Challenge: Find the string "court" and gather every line that holds it.

----- Supplied data -----

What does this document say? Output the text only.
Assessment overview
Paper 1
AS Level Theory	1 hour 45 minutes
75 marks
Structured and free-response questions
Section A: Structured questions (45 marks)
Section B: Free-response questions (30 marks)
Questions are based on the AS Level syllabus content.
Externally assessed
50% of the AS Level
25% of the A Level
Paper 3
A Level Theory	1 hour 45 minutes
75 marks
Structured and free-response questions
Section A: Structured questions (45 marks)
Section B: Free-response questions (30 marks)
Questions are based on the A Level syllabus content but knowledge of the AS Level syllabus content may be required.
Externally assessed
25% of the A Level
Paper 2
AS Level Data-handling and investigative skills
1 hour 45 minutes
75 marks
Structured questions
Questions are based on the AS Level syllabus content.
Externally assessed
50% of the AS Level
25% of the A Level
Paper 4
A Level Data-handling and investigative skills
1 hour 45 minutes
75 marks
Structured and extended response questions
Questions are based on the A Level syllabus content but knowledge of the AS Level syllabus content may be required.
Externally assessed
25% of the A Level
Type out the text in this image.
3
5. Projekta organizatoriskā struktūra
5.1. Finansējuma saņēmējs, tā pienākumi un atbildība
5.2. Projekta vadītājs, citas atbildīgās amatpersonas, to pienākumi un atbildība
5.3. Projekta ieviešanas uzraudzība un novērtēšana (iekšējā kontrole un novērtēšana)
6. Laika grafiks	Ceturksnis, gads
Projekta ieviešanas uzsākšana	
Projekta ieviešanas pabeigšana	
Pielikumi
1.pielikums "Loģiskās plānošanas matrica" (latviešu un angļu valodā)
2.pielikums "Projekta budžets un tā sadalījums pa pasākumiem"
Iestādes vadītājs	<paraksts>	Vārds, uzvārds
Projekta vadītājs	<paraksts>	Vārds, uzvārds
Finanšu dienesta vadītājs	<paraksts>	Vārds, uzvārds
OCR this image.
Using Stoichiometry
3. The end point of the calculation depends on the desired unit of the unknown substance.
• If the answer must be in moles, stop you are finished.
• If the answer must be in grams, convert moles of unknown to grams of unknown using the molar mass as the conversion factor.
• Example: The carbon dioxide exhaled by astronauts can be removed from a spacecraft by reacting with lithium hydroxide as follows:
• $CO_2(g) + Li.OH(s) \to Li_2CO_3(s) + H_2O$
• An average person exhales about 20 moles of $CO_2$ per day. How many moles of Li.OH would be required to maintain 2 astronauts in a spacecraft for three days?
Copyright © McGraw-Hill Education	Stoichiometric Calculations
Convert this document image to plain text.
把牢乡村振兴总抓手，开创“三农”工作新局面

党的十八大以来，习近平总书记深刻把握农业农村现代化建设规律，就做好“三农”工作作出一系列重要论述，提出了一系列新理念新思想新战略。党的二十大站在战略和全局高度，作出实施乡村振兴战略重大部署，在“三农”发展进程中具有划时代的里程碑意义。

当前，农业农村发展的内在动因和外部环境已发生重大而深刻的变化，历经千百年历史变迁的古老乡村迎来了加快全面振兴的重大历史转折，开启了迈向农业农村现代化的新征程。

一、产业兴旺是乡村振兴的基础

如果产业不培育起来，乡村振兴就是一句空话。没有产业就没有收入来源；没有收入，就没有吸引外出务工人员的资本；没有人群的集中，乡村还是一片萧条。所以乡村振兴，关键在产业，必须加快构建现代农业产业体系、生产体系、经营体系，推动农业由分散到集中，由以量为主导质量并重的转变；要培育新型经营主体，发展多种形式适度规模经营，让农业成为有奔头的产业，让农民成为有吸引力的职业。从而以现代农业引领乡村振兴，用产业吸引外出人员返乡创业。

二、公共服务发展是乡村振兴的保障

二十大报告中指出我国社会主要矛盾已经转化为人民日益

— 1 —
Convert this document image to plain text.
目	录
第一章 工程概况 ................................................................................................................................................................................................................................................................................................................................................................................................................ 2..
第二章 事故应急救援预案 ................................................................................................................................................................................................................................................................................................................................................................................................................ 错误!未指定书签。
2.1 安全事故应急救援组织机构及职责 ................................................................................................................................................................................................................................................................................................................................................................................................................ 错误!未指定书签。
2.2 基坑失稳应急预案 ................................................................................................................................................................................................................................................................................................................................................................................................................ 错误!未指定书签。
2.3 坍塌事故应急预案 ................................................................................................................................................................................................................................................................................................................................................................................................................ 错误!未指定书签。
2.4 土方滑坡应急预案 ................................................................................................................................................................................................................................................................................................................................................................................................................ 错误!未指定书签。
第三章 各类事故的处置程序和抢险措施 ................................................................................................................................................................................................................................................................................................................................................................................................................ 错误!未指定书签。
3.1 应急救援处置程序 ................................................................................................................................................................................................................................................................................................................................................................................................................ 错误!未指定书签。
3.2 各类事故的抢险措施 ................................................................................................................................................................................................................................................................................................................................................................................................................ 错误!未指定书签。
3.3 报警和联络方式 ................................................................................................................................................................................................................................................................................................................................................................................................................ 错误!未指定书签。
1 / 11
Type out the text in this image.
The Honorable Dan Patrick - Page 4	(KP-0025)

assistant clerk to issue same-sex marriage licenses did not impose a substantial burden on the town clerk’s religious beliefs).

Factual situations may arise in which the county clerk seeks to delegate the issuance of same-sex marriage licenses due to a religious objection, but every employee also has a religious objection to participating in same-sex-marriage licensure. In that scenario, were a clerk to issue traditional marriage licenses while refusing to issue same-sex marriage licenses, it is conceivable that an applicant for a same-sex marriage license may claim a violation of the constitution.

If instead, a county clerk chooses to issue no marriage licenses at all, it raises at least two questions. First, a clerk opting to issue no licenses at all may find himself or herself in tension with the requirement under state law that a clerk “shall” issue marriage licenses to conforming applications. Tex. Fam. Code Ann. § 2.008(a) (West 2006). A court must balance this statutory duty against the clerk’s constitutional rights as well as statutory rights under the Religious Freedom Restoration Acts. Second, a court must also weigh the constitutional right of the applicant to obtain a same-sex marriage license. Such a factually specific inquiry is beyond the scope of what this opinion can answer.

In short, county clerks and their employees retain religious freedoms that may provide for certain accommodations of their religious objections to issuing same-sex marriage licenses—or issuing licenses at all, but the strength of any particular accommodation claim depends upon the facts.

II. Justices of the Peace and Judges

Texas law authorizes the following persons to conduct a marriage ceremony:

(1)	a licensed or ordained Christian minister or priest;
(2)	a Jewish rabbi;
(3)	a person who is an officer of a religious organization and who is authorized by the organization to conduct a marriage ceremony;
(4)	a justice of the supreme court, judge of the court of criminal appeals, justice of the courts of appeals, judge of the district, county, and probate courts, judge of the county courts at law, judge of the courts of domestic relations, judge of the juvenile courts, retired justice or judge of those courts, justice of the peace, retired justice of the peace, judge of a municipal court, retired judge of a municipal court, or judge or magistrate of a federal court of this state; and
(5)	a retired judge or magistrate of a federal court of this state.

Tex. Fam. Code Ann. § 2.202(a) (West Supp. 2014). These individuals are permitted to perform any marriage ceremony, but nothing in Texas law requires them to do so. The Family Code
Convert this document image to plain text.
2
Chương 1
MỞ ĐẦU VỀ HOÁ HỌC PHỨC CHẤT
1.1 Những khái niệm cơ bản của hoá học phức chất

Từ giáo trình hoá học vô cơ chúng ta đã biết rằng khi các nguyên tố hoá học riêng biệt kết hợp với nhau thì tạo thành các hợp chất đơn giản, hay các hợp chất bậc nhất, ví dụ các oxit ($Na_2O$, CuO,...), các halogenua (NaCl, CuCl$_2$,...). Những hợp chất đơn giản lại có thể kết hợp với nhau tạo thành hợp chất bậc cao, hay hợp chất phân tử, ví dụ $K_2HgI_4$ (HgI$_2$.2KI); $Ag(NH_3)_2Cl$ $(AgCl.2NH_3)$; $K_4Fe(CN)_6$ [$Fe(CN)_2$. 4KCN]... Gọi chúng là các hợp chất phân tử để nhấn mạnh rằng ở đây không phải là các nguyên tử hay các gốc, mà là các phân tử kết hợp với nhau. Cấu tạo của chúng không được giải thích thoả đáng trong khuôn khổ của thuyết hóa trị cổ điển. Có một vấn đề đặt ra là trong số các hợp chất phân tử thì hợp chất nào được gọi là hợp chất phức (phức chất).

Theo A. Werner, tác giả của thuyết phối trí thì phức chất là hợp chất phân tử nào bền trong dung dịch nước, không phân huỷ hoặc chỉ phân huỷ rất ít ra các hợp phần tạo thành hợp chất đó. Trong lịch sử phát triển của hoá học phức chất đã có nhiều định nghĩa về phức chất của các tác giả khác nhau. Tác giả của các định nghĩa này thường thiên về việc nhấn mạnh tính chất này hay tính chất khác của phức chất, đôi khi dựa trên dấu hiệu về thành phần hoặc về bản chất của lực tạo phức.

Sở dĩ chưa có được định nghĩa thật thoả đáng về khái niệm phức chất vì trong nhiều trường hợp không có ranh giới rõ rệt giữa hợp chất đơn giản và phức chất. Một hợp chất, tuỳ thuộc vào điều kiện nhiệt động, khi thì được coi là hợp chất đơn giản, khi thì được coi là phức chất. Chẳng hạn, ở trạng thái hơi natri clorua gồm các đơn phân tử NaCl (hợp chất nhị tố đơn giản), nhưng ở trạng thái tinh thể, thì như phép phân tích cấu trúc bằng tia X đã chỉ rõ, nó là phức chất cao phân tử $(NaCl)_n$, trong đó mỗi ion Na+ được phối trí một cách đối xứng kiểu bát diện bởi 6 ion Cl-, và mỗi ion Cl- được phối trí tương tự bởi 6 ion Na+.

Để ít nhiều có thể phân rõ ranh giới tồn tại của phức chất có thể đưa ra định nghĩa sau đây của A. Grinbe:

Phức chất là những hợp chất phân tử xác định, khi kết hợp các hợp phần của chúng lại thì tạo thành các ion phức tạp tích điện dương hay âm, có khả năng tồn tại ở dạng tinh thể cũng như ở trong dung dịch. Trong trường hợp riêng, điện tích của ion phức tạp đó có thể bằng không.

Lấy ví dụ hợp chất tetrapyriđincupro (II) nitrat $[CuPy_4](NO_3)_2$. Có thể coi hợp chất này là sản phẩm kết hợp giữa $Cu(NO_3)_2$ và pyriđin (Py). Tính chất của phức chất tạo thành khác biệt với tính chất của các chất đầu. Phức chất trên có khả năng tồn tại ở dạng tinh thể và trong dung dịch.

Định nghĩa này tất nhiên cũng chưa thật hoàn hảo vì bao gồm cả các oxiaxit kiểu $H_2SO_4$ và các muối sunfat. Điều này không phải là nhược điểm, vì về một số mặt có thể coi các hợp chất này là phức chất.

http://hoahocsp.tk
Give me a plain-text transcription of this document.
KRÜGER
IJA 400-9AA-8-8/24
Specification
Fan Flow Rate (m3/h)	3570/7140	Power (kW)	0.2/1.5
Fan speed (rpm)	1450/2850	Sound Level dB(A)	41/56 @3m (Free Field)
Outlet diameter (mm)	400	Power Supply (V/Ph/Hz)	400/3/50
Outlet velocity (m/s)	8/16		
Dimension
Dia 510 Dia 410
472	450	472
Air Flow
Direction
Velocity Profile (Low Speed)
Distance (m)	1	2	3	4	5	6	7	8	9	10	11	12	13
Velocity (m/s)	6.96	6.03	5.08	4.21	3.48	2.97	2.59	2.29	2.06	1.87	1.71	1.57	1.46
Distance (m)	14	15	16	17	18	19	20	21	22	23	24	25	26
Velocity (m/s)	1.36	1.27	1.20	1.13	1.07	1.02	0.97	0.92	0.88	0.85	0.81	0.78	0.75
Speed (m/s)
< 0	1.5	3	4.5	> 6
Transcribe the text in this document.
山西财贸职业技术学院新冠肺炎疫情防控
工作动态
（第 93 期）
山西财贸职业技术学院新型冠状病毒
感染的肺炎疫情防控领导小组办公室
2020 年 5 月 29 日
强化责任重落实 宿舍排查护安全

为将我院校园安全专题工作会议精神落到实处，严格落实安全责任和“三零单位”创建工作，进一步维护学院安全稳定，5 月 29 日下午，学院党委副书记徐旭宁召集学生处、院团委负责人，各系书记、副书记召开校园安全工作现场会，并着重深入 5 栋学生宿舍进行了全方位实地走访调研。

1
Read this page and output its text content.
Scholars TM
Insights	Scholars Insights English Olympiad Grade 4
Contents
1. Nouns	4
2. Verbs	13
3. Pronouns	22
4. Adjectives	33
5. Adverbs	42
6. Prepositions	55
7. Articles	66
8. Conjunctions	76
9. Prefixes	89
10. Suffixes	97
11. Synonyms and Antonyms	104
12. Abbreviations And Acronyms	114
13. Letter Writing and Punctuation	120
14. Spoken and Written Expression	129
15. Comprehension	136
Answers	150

-----

Expected answer:
If instead, a county clerk chooses to issue no marriage licenses at all, it raises at least two questions. First, a clerk opting to issue no licenses at all may find himself or herself in tension with the requirement under state law that a clerk “shall” issue marriage licenses to conforming applications. Tex. Fam. Code Ann. § 2.008(a) (West 2006). A court must balance this statutory duty against the clerk’s constitutional rights as well as statutory rights under the Religious Freedom Restoration Acts. Second, a court must also weigh the constitutional right of the applicant to obtain a same-sex marriage license. Such a factually specific inquiry is beyond the scope of what this opinion can answer.
(4)	a justice of the supreme court, judge of the court of criminal appeals, justice of the courts of appeals, judge of the district, county, and probate courts, judge of the county courts at law, judge of the courts of domestic relations, judge of the juvenile courts, retired justice or judge of those courts, justice of the peace, retired justice of the peace, judge of a municipal court, retired judge of a municipal court, or judge or magistrate of a federal court of this state; and
(5)	a retired judge or magistrate of a federal court of this state.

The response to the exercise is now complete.